> WHAT TO PRODUCE
State the number of lines in these records holding "มบาน". Say nothing more.

> RECORDED DATA
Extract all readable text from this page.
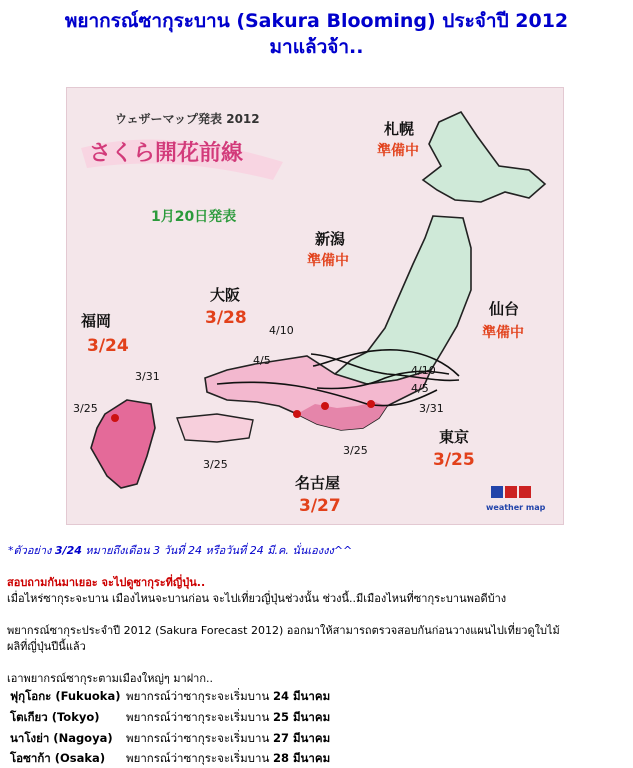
พยากรณ์ซากุระบาน (Sakura Blooming) ประจำปี 2012
มาแล้วจ้า..
ウェザーマップ発表 2012
さくら開花前線
1月20日発表
weather map
札幌
準備中
新潟
準備中
仙台
準備中
大阪
3/28
福岡
3/24
東京
3/25
名古屋
3/27
4/10
4/5
3/31
3/25
3/25
3/25
4/10
4/5
3/31
*ตัวอย่าง 3/24 หมายถึงเดือน 3 วันที่ 24 หรือวันที่ 24 มี.ค. นั่นเองงง^^
สอบถามกันมาเยอะ จะไปดูซากุระที่ญี่ปุ่น..
เมื่อไหร่ซากุระจะบาน เมืองไหนจะบานก่อน จะไปเที่ยวญี่ปุ่นช่วงนั้น ช่วงนี้..มีเมืองไหนที่ซากุระบานพอดีบ้าง
พยากรณ์ซากุระประจำปี 2012 (Sakura Forecast 2012) ออกมาให้สามารถตรวจสอบกันก่อนวางแผนไปเที่ยวดูใบไม้
ผลิที่ญี่ปุ่นปีนี้แล้ว
เอาพยากรณ์ซากุระตามเมืองใหญ่ๆ มาฝาก..
ฟุกุโอกะ (Fukuoka) พยากรณ์ว่าซากุระจะเริ่มบาน 24 มีนาคม
โตเกียว (Tokyo) พยากรณ์ว่าซากุระจะเริ่มบาน 25 มีนาคม
นาโงย่า (Nagoya) พยากรณ์ว่าซากุระจะเริ่มบาน 27 มีนาคม
โอซาก้า (Osaka) พยากรณ์ว่าซากุระจะเริ่มบาน 28 มีนาคม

> ANSWER TO THIS PROBLEM
4